> Document extract

Fourteen years ago today, I met a small teddy bear hanging by a hook in a vintage shop at the old Oxford market. My friends and I have just come from attending May Morning, a traditional event of song and dance to usher in spring at the university where we were journalism fellows.
We were a large diverse group: Japanese, Polish, Austrian, Estonian, Hong Kong-Chinese, Kiwis, South Koreans (the North Koreans slept through it) and then there was me and my college bff who was visiting from Belgium. We were walking through the market on our way to a cafe to join everyone else when I made an about-turn and headed for that vintage shop that I barely noticed before even if I always visit the market almost weekly for my caramel bars fix from one of the small booths beside a meat shop.
“Where are we going?” My friend asked confused as she followed me inside the shop.
I stopped in front of a hat rack where many stuff were hanging from and, as if in a trance, took the little brown toy with a small heart embroidered on its left chest.
“She will take good care of you,” the elderly woman manning the till said as she packed the bear in a bag.
I named her Yammybear. (And of course I assumed she was a girl.)

> Task details
Extend the account of the teddy bear found at the Oxford market, picking up right after its final sentence. Please note that the records aren't needed for anything here.

> Data lines
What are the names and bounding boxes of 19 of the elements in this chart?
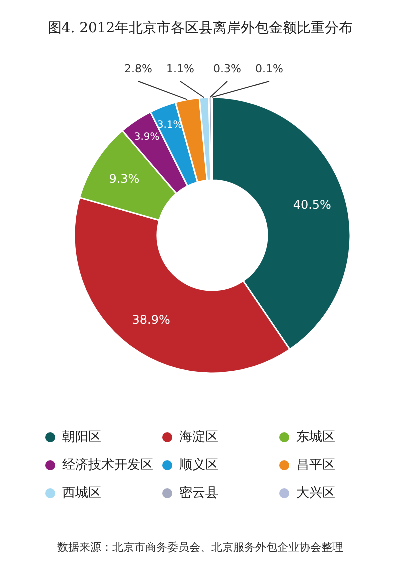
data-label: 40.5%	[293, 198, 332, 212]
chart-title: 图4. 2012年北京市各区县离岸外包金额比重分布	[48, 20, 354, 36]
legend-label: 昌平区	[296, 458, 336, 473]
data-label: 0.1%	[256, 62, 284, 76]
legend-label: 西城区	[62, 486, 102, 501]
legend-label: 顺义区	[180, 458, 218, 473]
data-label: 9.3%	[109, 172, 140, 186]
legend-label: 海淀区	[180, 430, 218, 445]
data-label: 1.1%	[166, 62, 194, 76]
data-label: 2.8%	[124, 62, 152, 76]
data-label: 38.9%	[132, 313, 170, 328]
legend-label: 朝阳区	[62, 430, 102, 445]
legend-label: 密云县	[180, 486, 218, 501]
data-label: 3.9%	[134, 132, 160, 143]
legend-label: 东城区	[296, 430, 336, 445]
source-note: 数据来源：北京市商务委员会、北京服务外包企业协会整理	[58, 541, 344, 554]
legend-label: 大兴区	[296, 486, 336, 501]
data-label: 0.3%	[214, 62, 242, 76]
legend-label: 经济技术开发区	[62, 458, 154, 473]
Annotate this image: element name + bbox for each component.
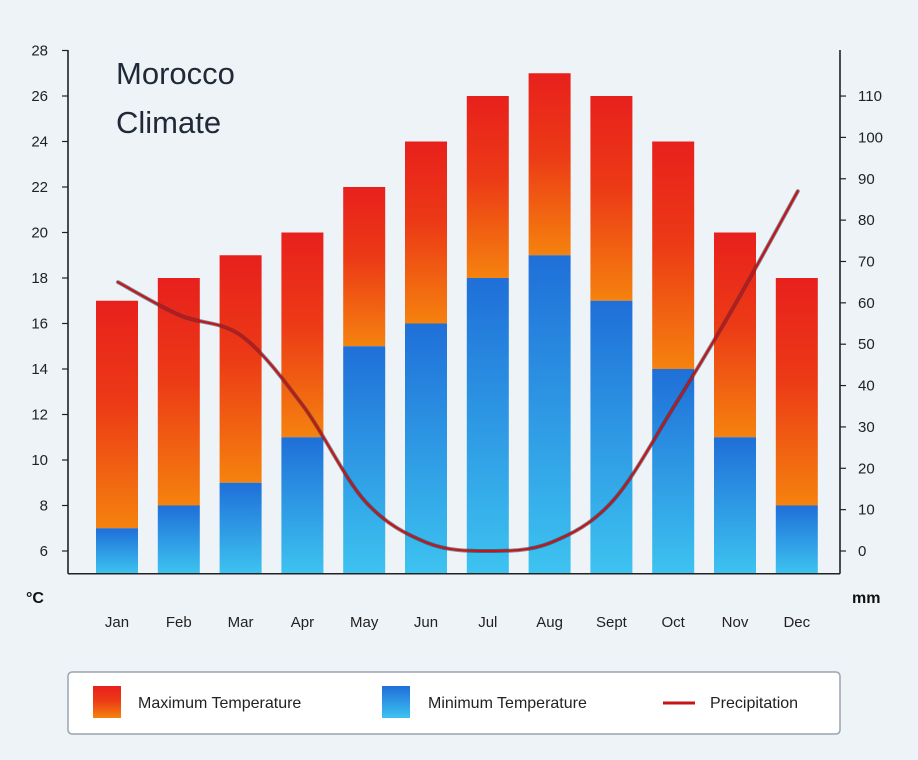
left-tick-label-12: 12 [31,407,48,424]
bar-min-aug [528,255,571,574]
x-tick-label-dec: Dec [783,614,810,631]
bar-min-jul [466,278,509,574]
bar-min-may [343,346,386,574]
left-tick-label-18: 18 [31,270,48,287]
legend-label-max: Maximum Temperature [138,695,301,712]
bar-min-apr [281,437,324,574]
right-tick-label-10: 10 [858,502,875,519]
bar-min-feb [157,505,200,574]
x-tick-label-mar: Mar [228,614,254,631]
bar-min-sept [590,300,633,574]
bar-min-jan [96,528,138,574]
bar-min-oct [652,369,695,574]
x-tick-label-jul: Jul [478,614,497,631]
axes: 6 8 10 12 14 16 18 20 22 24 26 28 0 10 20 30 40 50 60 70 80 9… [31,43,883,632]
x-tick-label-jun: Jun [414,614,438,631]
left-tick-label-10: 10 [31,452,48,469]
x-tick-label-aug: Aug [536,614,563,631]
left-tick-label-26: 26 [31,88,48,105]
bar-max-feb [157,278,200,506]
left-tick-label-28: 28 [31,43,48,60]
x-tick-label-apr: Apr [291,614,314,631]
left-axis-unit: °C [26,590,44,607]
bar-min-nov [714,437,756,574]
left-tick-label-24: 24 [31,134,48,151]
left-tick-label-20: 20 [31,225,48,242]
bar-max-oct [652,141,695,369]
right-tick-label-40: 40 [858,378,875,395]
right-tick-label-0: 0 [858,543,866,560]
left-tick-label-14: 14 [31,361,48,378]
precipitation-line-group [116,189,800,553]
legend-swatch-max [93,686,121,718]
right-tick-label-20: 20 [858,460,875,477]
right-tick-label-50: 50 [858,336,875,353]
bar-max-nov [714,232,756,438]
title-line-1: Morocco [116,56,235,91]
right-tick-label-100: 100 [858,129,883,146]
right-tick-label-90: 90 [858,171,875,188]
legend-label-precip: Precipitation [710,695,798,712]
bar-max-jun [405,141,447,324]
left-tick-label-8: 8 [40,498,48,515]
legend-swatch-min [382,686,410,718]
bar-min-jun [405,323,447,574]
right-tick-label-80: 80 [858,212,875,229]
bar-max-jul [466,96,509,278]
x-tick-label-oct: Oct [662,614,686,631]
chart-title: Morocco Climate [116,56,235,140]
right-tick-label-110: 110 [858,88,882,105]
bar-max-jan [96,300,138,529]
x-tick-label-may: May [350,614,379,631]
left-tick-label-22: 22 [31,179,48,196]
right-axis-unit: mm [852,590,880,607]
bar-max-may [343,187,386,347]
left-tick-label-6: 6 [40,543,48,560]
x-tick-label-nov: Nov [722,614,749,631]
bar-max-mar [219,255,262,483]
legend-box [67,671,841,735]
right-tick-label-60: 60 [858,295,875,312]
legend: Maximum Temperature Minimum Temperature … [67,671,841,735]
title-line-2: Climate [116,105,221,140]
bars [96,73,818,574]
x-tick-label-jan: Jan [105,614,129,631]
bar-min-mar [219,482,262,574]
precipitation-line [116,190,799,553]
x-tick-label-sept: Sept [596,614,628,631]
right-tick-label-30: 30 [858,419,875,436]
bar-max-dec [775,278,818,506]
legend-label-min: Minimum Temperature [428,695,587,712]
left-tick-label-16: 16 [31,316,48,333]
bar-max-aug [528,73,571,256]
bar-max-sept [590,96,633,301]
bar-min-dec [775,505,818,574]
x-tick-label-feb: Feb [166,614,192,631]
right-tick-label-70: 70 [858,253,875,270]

==

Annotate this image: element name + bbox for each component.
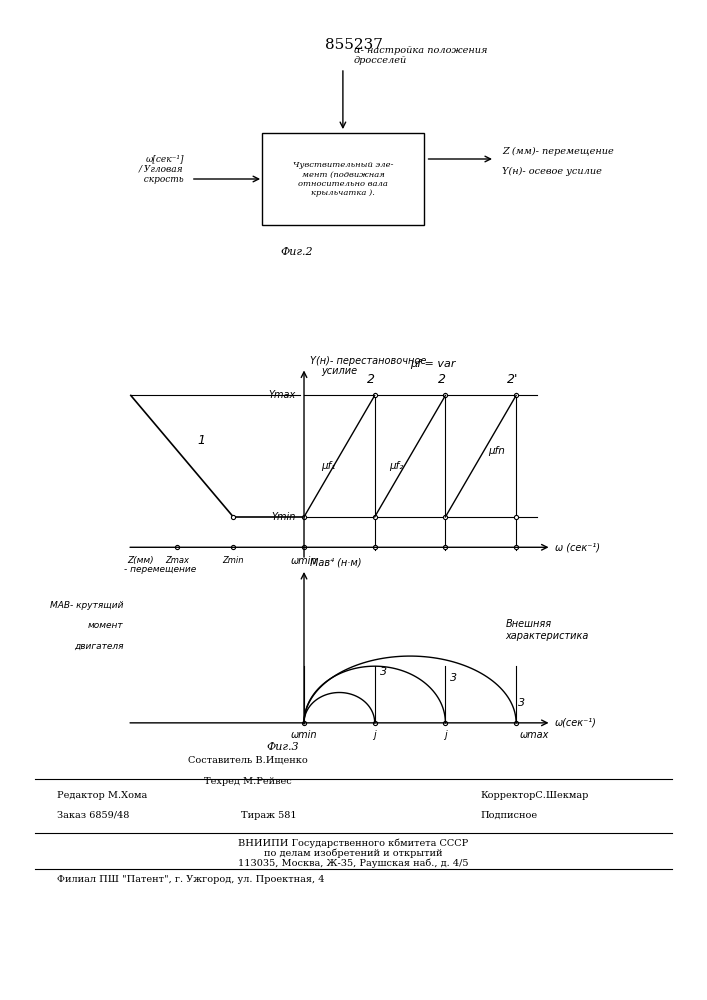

> Answer to this problem
So every first of May, I commemorate the day Yammybear became my forever friend. My real, human friends often shake their heads when I whip out Yammybear during trips (she’s the first to mark her side of the bed for one) but they always end up indulging her, and well, me. They also look for her first whenever they visit my place; and while writing this, I went through the “Yammybear” album on my Facebook and noted to my amusement that many photos were those of her with my friends. Or my friends’ bears.
Yammybear shares many memories and has made friends with all my friends, including the North Koreans (how many people can claim this) who she watched World Cup on TV with that many years ago. At one point, she even went on “dates” in Bangkok, Singapore and Seoul with a male bear named “Shobear” owned by one of my friends.
I guess all of us have our own teddy bear stories. We may have had dolls, robots and cars to play with as kids, but the teddy was the one that shared our bed and maybe hugged us to sleep (as kids we always think they’re hugging us but as adults we know it’s the other way around). They provided us comfort during bad times and a sounding board most times. When my father died, I would cry myself to sleep hugging one of my teddy bears.
When I was five, my father gave me a blue teddy bear family. There was papa bear, mama bear and baby bear (what came to mind as I typed this line was So Jisub’s character in My Master’s Sun singing that song). They did not survive through adulthood but they’re in my memory. Perhaps that’s also the reason why over the years, and through many travels, I have collected teddy bears. Strangely, none of them was blue. Perhaps that’s symbolic of how nothing can ever replace the blue teddy bear family from my childhood.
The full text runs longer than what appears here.